**Try it**
The result should be a word-for-word retyping of the entries below, free of pictures.

Data for the task START

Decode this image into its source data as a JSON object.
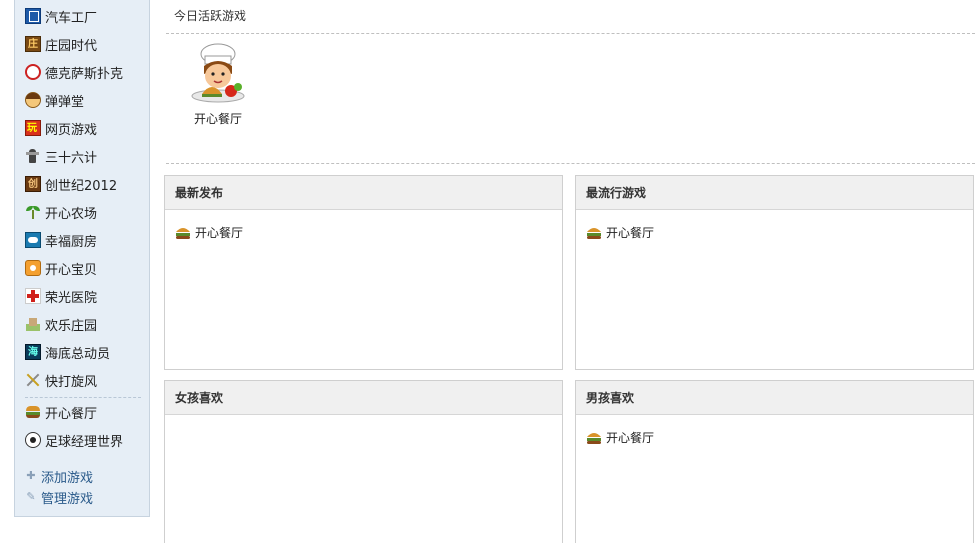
{
  "sidebar": {
    "items": [
      {
        "label": "汽车工厂",
        "icon": "car-factory-icon"
      },
      {
        "label": "庄园时代",
        "icon": "manor-icon"
      },
      {
        "label": "德克萨斯扑克",
        "icon": "poker-icon"
      },
      {
        "label": "弹弹堂",
        "icon": "ddt-icon"
      },
      {
        "label": "网页游戏",
        "icon": "webgame-icon"
      },
      {
        "label": "三十六计",
        "icon": "strategy-icon"
      },
      {
        "label": "创世纪2012",
        "icon": "genesis-icon"
      },
      {
        "label": "开心农场",
        "icon": "farm-icon"
      },
      {
        "label": "幸福厨房",
        "icon": "kitchen-icon"
      },
      {
        "label": "开心宝贝",
        "icon": "baby-icon"
      },
      {
        "label": "荣光医院",
        "icon": "hospital-icon"
      },
      {
        "label": "欢乐庄园",
        "icon": "garden-icon"
      },
      {
        "label": "海底总动员",
        "icon": "sea-icon"
      },
      {
        "label": "快打旋风",
        "icon": "fight-icon"
      }
    ],
    "my_games": [
      {
        "label": "开心餐厅",
        "icon": "burger-icon"
      },
      {
        "label": "足球经理世界",
        "icon": "soccer-icon"
      }
    ],
    "links": {
      "add": "添加游戏",
      "manage": "管理游戏"
    }
  },
  "main": {
    "today_title": "今日活跃游戏",
    "featured": {
      "label": "开心餐厅"
    },
    "panels": {
      "newest": {
        "title": "最新发布",
        "items": [
          "开心餐厅"
        ]
      },
      "popular": {
        "title": "最流行游戏",
        "items": [
          "开心餐厅"
        ]
      },
      "girls": {
        "title": "女孩喜欢",
        "items": []
      },
      "boys": {
        "title": "男孩喜欢",
        "items": [
          "开心餐厅"
        ]
      }
    }
  },
  "colors": {
    "sidebar_bg": "#e6eef6",
    "link": "#2a5a8a",
    "panel_head": "#f0f0f0"
  }
}
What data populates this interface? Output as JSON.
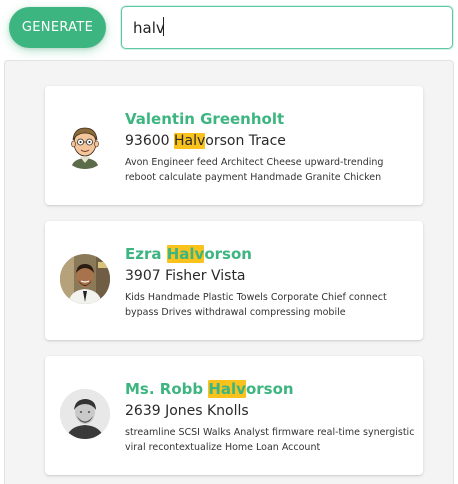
{
  "toolbar": {
    "generate_label": "GENERATE",
    "accent_color": "#3db580"
  },
  "search": {
    "value": "halv",
    "highlight_color": "#f9c21c"
  },
  "results": [
    {
      "name_pre": "Valentin Greenholt",
      "name_hl": "",
      "name_post": "",
      "addr_pre": "93600 ",
      "addr_hl": "Halv",
      "addr_post": "orson Trace",
      "description": "Avon Engineer feed Architect Cheese upward-trending reboot calculate payment Handmade Granite Chicken",
      "avatar_icon": "cartoon-avatar-icon"
    },
    {
      "name_pre": "Ezra ",
      "name_hl": "Halv",
      "name_post": "orson",
      "addr_pre": "3907 Fisher Vista",
      "addr_hl": "",
      "addr_post": "",
      "description": "Kids Handmade Plastic Towels Corporate Chief connect bypass Drives withdrawal compressing mobile",
      "avatar_icon": "photo-avatar-icon"
    },
    {
      "name_pre": "Ms. Robb ",
      "name_hl": "Halv",
      "name_post": "orson",
      "addr_pre": "2639 Jones Knolls",
      "addr_hl": "",
      "addr_post": "",
      "description": "streamline SCSI Walks Analyst firmware real-time synergistic viral recontextualize Home Loan Account",
      "avatar_icon": "photo-avatar-icon"
    }
  ]
}
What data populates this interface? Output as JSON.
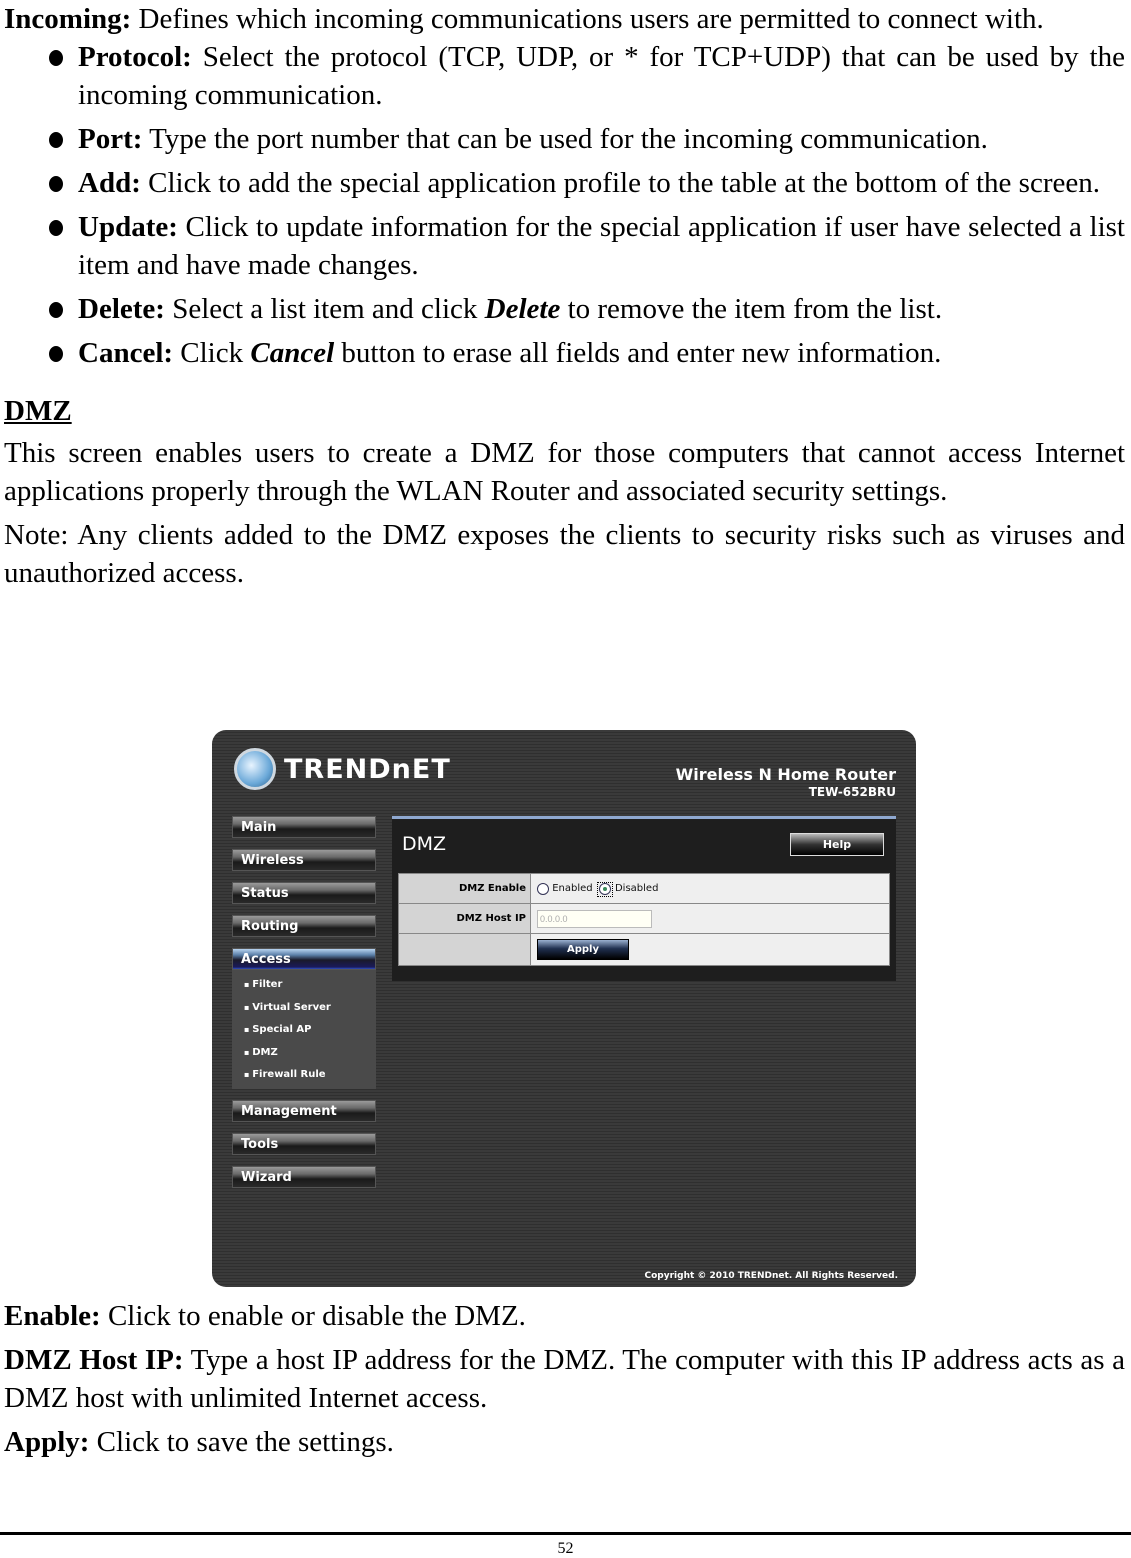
{
  "doc": {
    "incoming": {
      "term": "Incoming:",
      "text": " Defines which incoming communications users are permitted to connect with."
    },
    "bullets": [
      {
        "term": "Protocol:",
        "text": " Select the protocol (TCP, UDP, or * for TCP+UDP) that can be used by the incoming communication."
      },
      {
        "term": "Port:",
        "text": " Type the port number that can be used for the incoming communication."
      },
      {
        "term": "Add:",
        "text": " Click to add the special application profile to the table at the bottom of the screen."
      },
      {
        "term": "Update:",
        "text": " Click to update information for the special application if user have selected a list item and have made changes."
      },
      {
        "term": "Delete:",
        "text": " Select a list item and click ",
        "em": "Delete",
        "after": " to remove the item from the list."
      },
      {
        "term": "Cancel:",
        "text": " Click ",
        "em": "Cancel",
        "after": " button to erase all fields and enter new information."
      }
    ],
    "section_heading": "DMZ",
    "intro": "This screen enables users to create a DMZ for those computers that cannot access Internet applications properly through the WLAN Router and associated security settings.",
    "note": "Note: Any clients added to the DMZ exposes the clients to security risks such as viruses and unauthorized access.",
    "after": [
      {
        "term": "Enable:",
        "text": " Click to enable or disable the DMZ."
      },
      {
        "term": "DMZ Host IP:",
        "text": " Type a host IP address for the DMZ. The computer with this IP address acts as a DMZ host with unlimited Internet access."
      },
      {
        "term": "Apply:",
        "text": " Click to save the settings."
      }
    ],
    "page_number": "52"
  },
  "router": {
    "brand": "TRENDnET",
    "product_name": "Wireless N Home Router",
    "model": "TEW-652BRU",
    "nav": [
      "Main",
      "Wireless",
      "Status",
      "Routing",
      "Access",
      "Management",
      "Tools",
      "Wizard"
    ],
    "active_nav": "Access",
    "subnav": [
      "Filter",
      "Virtual Server",
      "Special AP",
      "DMZ",
      "Firewall Rule"
    ],
    "panel_title": "DMZ",
    "help_label": "Help",
    "fields": {
      "enable_label": "DMZ Enable",
      "enabled_option": "Enabled",
      "disabled_option": "Disabled",
      "selected": "Disabled",
      "host_ip_label": "DMZ Host IP",
      "host_ip_value": "0.0.0.0"
    },
    "apply_label": "Apply",
    "copyright": "Copyright © 2010 TRENDnet. All Rights Reserved."
  }
}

Data for the task END

**Written response**
Decode this image into its source data as a JSON object.
{
  "sidebar": {
    "items": [
      {
        "label": "汽车工厂",
        "icon": "car-factory-icon"
      },
      {
        "label": "庄园时代",
        "icon": "manor-icon"
      },
      {
        "label": "德克萨斯扑克",
        "icon": "poker-icon"
      },
      {
        "label": "弹弹堂",
        "icon": "ddt-icon"
      },
      {
        "label": "网页游戏",
        "icon": "webgame-icon"
      },
      {
        "label": "三十六计",
        "icon": "strategy-icon"
      },
      {
        "label": "创世纪2012",
        "icon": "genesis-icon"
      },
      {
        "label": "开心农场",
        "icon": "farm-icon"
      },
      {
        "label": "幸福厨房",
        "icon": "kitchen-icon"
      },
      {
        "label": "开心宝贝",
        "icon": "baby-icon"
      },
      {
        "label": "荣光医院",
        "icon": "hospital-icon"
      },
      {
        "label": "欢乐庄园",
        "icon": "garden-icon"
      },
      {
        "label": "海底总动员",
        "icon": "sea-icon"
      },
      {
        "label": "快打旋风",
        "icon": "fight-icon"
      }
    ],
    "my_games": [
      {
        "label": "开心餐厅",
        "icon": "burger-icon"
      },
      {
        "label": "足球经理世界",
        "icon": "soccer-icon"
      }
    ],
    "links": {
      "add": "添加游戏",
      "manage": "管理游戏"
    }
  },
  "main": {
    "today_title": "今日活跃游戏",
    "featured": {
      "label": "开心餐厅"
    },
    "panels": {
      "newest": {
        "title": "最新发布",
        "items": [
          "开心餐厅"
        ]
      },
      "popular": {
        "title": "最流行游戏",
        "items": [
          "开心餐厅"
        ]
      },
      "girls": {
        "title": "女孩喜欢",
        "items": []
      },
      "boys": {
        "title": "男孩喜欢",
        "items": [
          "开心餐厅"
        ]
      }
    }
  },
  "colors": {
    "sidebar_bg": "#e6eef6",
    "link": "#2a5a8a",
    "panel_head": "#f0f0f0"
  }
}
What data populates this interface? Output as JSON.
{
  "toolbar": {
    "generate_label": "GENERATE",
    "accent_color": "#3db580"
  },
  "search": {
    "value": "halv",
    "highlight_color": "#f9c21c"
  },
  "results": [
    {
      "name_pre": "Valentin Greenholt",
      "name_hl": "",
      "name_post": "",
      "addr_pre": "93600 ",
      "addr_hl": "Halv",
      "addr_post": "orson Trace",
      "description": "Avon Engineer feed Architect Cheese upward-trending reboot calculate payment Handmade Granite Chicken",
      "avatar_icon": "cartoon-avatar-icon"
    },
    {
      "name_pre": "Ezra ",
      "name_hl": "Halv",
      "name_post": "orson",
      "addr_pre": "3907 Fisher Vista",
      "addr_hl": "",
      "addr_post": "",
      "description": "Kids Handmade Plastic Towels Corporate Chief connect bypass Drives withdrawal compressing mobile",
      "avatar_icon": "photo-avatar-icon"
    },
    {
      "name_pre": "Ms. Robb ",
      "name_hl": "Halv",
      "name_post": "orson",
      "addr_pre": "2639 Jones Knolls",
      "addr_hl": "",
      "addr_post": "",
      "description": "streamline SCSI Walks Analyst firmware real-time synergistic viral recontextualize Home Loan Account",
      "avatar_icon": "photo-avatar-icon"
    }
  ]
}
What data populates this interface? Output as JSON.
{
  "doc": {
    "incoming": {
      "term": "Incoming:",
      "text": " Defines which incoming communications users are permitted to connect with."
    },
    "bullets": [
      {
        "term": "Protocol:",
        "text": " Select the protocol (TCP, UDP, or * for TCP+UDP) that can be used by the incoming communication."
      },
      {
        "term": "Port:",
        "text": " Type the port number that can be used for the incoming communication."
      },
      {
        "term": "Add:",
        "text": " Click to add the special application profile to the table at the bottom of the screen."
      },
      {
        "term": "Update:",
        "text": " Click to update information for the special application if user have selected a list item and have made changes."
      },
      {
        "term": "Delete:",
        "text": " Select a list item and click ",
        "em": "Delete",
        "after": " to remove the item from the list."
      },
      {
        "term": "Cancel:",
        "text": " Click ",
        "em": "Cancel",
        "after": " button to erase all fields and enter new information."
      }
    ],
    "section_heading": "DMZ",
    "intro": "This screen enables users to create a DMZ for those computers that cannot access Internet applications properly through the WLAN Router and associated security settings.",
    "note": "Note: Any clients added to the DMZ exposes the clients to security risks such as viruses and unauthorized access.",
    "after": [
      {
        "term": "Enable:",
        "text": " Click to enable or disable the DMZ."
      },
      {
        "term": "DMZ Host IP:",
        "text": " Type a host IP address for the DMZ. The computer with this IP address acts as a DMZ host with unlimited Internet access."
      },
      {
        "term": "Apply:",
        "text": " Click to save the settings."
      }
    ],
    "page_number": "52"
  },
  "router": {
    "brand": "TRENDnET",
    "product_name": "Wireless N Home Router",
    "model": "TEW-652BRU",
    "nav": [
      "Main",
      "Wireless",
      "Status",
      "Routing",
      "Access",
      "Management",
      "Tools",
      "Wizard"
    ],
    "active_nav": "Access",
    "subnav": [
      "Filter",
      "Virtual Server",
      "Special AP",
      "DMZ",
      "Firewall Rule"
    ],
    "panel_title": "DMZ",
    "help_label": "Help",
    "fields": {
      "enable_label": "DMZ Enable",
      "enabled_option": "Enabled",
      "disabled_option": "Disabled",
      "selected": "Disabled",
      "host_ip_label": "DMZ Host IP",
      "host_ip_value": "0.0.0.0"
    },
    "apply_label": "Apply",
    "copyright": "Copyright © 2010 TRENDnet. All Rights Reserved."
  }
}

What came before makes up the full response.